- Directive -
Reproduce every entry exactly.

::: Extracted data :::

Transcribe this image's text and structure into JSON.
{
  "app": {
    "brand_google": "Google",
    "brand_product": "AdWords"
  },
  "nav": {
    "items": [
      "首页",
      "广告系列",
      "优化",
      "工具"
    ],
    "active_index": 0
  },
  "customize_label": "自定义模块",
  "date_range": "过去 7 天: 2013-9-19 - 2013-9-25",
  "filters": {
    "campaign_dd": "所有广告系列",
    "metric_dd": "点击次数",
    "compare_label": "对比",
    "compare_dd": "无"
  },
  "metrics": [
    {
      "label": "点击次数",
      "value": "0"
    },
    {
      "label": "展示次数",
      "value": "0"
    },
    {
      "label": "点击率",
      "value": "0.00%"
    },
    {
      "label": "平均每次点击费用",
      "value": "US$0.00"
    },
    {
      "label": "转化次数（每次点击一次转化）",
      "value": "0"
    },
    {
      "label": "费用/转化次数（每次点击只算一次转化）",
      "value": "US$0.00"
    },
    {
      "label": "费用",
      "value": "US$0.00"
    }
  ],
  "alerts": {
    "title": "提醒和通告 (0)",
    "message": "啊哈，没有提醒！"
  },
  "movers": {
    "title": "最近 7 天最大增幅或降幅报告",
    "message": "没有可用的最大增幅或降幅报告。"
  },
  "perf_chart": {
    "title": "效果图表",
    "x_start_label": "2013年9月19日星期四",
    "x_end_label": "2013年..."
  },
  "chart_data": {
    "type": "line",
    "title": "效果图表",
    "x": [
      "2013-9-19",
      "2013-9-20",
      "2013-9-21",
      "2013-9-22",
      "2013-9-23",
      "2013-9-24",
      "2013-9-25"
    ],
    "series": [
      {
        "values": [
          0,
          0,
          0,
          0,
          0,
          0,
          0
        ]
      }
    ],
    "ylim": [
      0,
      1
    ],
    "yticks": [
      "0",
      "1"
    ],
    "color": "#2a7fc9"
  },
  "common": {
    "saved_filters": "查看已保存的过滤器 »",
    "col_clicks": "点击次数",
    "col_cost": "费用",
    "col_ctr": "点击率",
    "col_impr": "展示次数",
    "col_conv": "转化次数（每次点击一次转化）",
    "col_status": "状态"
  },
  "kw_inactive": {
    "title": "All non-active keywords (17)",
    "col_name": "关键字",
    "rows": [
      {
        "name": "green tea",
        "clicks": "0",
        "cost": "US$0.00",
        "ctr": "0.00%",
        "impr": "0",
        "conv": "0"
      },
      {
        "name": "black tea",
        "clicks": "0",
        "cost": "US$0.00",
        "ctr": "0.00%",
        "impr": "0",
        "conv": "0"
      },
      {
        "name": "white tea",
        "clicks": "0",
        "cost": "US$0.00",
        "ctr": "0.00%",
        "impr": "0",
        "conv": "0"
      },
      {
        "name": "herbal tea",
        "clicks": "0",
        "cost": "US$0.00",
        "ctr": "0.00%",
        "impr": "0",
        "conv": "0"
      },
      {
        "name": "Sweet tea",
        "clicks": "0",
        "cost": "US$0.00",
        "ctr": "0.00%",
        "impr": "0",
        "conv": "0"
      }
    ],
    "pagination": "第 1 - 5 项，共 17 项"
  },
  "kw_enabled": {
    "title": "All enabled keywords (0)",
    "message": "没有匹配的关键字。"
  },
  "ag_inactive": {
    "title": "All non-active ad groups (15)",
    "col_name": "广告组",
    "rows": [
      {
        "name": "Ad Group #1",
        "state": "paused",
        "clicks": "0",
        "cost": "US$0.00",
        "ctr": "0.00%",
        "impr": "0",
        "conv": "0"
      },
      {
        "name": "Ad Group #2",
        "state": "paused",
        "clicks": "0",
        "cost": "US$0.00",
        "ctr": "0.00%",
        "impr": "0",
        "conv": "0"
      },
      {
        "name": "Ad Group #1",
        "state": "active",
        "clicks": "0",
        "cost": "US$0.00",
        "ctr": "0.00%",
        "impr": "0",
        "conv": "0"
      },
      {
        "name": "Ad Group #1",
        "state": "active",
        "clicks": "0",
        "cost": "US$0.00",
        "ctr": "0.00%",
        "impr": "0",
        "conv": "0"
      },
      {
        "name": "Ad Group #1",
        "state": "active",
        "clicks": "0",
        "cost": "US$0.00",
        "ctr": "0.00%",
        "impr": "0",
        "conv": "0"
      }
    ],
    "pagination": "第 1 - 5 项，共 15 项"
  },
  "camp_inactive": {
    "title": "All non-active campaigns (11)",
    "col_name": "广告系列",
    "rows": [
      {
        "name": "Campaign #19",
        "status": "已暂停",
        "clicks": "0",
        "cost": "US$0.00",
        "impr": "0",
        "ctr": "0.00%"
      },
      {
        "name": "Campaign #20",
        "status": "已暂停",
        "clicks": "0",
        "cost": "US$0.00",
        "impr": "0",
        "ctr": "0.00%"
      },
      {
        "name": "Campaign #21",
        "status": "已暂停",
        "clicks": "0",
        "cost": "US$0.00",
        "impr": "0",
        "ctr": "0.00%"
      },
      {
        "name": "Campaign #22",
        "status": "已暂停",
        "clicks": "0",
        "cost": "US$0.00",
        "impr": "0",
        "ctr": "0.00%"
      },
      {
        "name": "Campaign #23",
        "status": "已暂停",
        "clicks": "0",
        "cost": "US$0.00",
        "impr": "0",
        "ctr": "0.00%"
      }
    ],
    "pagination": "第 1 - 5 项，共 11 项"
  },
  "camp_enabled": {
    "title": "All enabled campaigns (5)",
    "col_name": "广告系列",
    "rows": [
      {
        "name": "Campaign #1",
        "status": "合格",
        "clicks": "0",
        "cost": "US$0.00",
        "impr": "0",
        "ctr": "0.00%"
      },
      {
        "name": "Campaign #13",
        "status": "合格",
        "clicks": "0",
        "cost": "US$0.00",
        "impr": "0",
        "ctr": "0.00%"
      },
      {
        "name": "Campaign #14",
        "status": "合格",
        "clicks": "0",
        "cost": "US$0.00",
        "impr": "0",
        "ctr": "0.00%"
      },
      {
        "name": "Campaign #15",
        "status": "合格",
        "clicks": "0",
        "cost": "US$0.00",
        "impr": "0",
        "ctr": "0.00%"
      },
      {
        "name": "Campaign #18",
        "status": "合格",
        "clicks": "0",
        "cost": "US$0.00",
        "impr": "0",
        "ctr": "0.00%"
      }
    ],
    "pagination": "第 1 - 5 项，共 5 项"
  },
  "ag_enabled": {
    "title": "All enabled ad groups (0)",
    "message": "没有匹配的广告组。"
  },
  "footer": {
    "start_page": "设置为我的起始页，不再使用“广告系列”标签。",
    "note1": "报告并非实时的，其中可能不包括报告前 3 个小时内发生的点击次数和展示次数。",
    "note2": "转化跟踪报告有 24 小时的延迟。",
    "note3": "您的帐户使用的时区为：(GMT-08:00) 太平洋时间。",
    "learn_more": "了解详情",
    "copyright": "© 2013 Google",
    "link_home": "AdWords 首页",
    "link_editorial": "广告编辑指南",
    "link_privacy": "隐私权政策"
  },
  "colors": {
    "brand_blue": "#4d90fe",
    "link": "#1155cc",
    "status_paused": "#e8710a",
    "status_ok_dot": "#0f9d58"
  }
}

:::

- Response to the task -
Transcribe this image's text and structure into JSON.
{
  "app": {
    "brand_google": "Google",
    "brand_product": "AdWords"
  },
  "nav": {
    "items": [
      "首页",
      "广告系列",
      "优化",
      "工具"
    ],
    "active_index": 0
  },
  "customize_label": "自定义模块",
  "date_range": "过去 7 天: 2013-9-19 - 2013-9-25",
  "filters": {
    "campaign_dd": "所有广告系列",
    "metric_dd": "点击次数",
    "compare_label": "对比",
    "compare_dd": "无"
  },
  "metrics": [
    {
      "label": "点击次数",
      "value": "0"
    },
    {
      "label": "展示次数",
      "value": "0"
    },
    {
      "label": "点击率",
      "value": "0.00%"
    },
    {
      "label": "平均每次点击费用",
      "value": "US$0.00"
    },
    {
      "label": "转化次数（每次点击一次转化）",
      "value": "0"
    },
    {
      "label": "费用/转化次数（每次点击只算一次转化）",
      "value": "US$0.00"
    },
    {
      "label": "费用",
      "value": "US$0.00"
    }
  ],
  "alerts": {
    "title": "提醒和通告 (0)",
    "message": "啊哈，没有提醒！"
  },
  "movers": {
    "title": "最近 7 天最大增幅或降幅报告",
    "message": "没有可用的最大增幅或降幅报告。"
  },
  "perf_chart": {
    "title": "效果图表",
    "x_start_label": "2013年9月19日星期四",
    "x_end_label": "2013年..."
  },
  "chart_data": {
    "type": "line",
    "title": "效果图表",
    "x": [
      "2013-9-19",
      "2013-9-20",
      "2013-9-21",
      "2013-9-22",
      "2013-9-23",
      "2013-9-24",
      "2013-9-25"
    ],
    "series": [
      {
        "values": [
          0,
          0,
          0,
          0,
          0,
          0,
          0
        ]
      }
    ],
    "ylim": [
      0,
      1
    ],
    "yticks": [
      "0",
      "1"
    ],
    "color": "#2a7fc9"
  },
  "common": {
    "saved_filters": "查看已保存的过滤器 »",
    "col_clicks": "点击次数",
    "col_cost": "费用",
    "col_ctr": "点击率",
    "col_impr": "展示次数",
    "col_conv": "转化次数（每次点击一次转化）",
    "col_status": "状态"
  },
  "kw_inactive": {
    "title": "All non-active keywords (17)",
    "col_name": "关键字",
    "rows": [
      {
        "name": "green tea",
        "clicks": "0",
        "cost": "US$0.00",
        "ctr": "0.00%",
        "impr": "0",
        "conv": "0"
      },
      {
        "name": "black tea",
        "clicks": "0",
        "cost": "US$0.00",
        "ctr": "0.00%",
        "impr": "0",
        "conv": "0"
      },
      {
        "name": "white tea",
        "clicks": "0",
        "cost": "US$0.00",
        "ctr": "0.00%",
        "impr": "0",
        "conv": "0"
      },
      {
        "name": "herbal tea",
        "clicks": "0",
        "cost": "US$0.00",
        "ctr": "0.00%",
        "impr": "0",
        "conv": "0"
      },
      {
        "name": "Sweet tea",
        "clicks": "0",
        "cost": "US$0.00",
        "ctr": "0.00%",
        "impr": "0",
        "conv": "0"
      }
    ],
    "pagination": "第 1 - 5 项，共 17 项"
  },
  "kw_enabled": {
    "title": "All enabled keywords (0)",
    "message": "没有匹配的关键字。"
  },
  "ag_inactive": {
    "title": "All non-active ad groups (15)",
    "col_name": "广告组",
    "rows": [
      {
        "name": "Ad Group #1",
        "state": "paused",
        "clicks": "0",
        "cost": "US$0.00",
        "ctr": "0.00%",
        "impr": "0",
        "conv": "0"
      },
      {
        "name": "Ad Group #2",
        "state": "paused",
        "clicks": "0",
        "cost": "US$0.00",
        "ctr": "0.00%",
        "impr": "0",
        "conv": "0"
      },
      {
        "name": "Ad Group #1",
        "state": "active",
        "clicks": "0",
        "cost": "US$0.00",
        "ctr": "0.00%",
        "impr": "0",
        "conv": "0"
      },
      {
        "name": "Ad Group #1",
        "state": "active",
        "clicks": "0",
        "cost": "US$0.00",
        "ctr": "0.00%",
        "impr": "0",
        "conv": "0"
      },
      {
        "name": "Ad Group #1",
        "state": "active",
        "clicks": "0",
        "cost": "US$0.00",
        "ctr": "0.00%",
        "impr": "0",
        "conv": "0"
      }
    ],
    "pagination": "第 1 - 5 项，共 15 项"
  },
  "camp_inactive": {
    "title": "All non-active campaigns (11)",
    "col_name": "广告系列",
    "rows": [
      {
        "name": "Campaign #19",
        "status": "已暂停",
        "clicks": "0",
        "cost": "US$0.00",
        "impr": "0",
        "ctr": "0.00%"
      },
      {
        "name": "Campaign #20",
        "status": "已暂停",
        "clicks": "0",
        "cost": "US$0.00",
        "impr": "0",
        "ctr": "0.00%"
      },
      {
        "name": "Campaign #21",
        "status": "已暂停",
        "clicks": "0",
        "cost": "US$0.00",
        "impr": "0",
        "ctr": "0.00%"
      },
      {
        "name": "Campaign #22",
        "status": "已暂停",
        "clicks": "0",
        "cost": "US$0.00",
        "impr": "0",
        "ctr": "0.00%"
      },
      {
        "name": "Campaign #23",
        "status": "已暂停",
        "clicks": "0",
        "cost": "US$0.00",
        "impr": "0",
        "ctr": "0.00%"
      }
    ],
    "pagination": "第 1 - 5 项，共 11 项"
  },
  "camp_enabled": {
    "title": "All enabled campaigns (5)",
    "col_name": "广告系列",
    "rows": [
      {
        "name": "Campaign #1",
        "status": "合格",
        "clicks": "0",
        "cost": "US$0.00",
        "impr": "0",
        "ctr": "0.00%"
      },
      {
        "name": "Campaign #13",
        "status": "合格",
        "clicks": "0",
        "cost": "US$0.00",
        "impr": "0",
        "ctr": "0.00%"
      },
      {
        "name": "Campaign #14",
        "status": "合格",
        "clicks": "0",
        "cost": "US$0.00",
        "impr": "0",
        "ctr": "0.00%"
      },
      {
        "name": "Campaign #15",
        "status": "合格",
        "clicks": "0",
        "cost": "US$0.00",
        "impr": "0",
        "ctr": "0.00%"
      },
      {
        "name": "Campaign #18",
        "status": "合格",
        "clicks": "0",
        "cost": "US$0.00",
        "impr": "0",
        "ctr": "0.00%"
      }
    ],
    "pagination": "第 1 - 5 项，共 5 项"
  },
  "ag_enabled": {
    "title": "All enabled ad groups (0)",
    "message": "没有匹配的广告组。"
  },
  "footer": {
    "start_page": "设置为我的起始页，不再使用“广告系列”标签。",
    "note1": "报告并非实时的，其中可能不包括报告前 3 个小时内发生的点击次数和展示次数。",
    "note2": "转化跟踪报告有 24 小时的延迟。",
    "note3": "您的帐户使用的时区为：(GMT-08:00) 太平洋时间。",
    "learn_more": "了解详情",
    "copyright": "© 2013 Google",
    "link_home": "AdWords 首页",
    "link_editorial": "广告编辑指南",
    "link_privacy": "隐私权政策"
  },
  "colors": {
    "brand_blue": "#4d90fe",
    "link": "#1155cc",
    "status_paused": "#e8710a",
    "status_ok_dot": "#0f9d58"
  }
}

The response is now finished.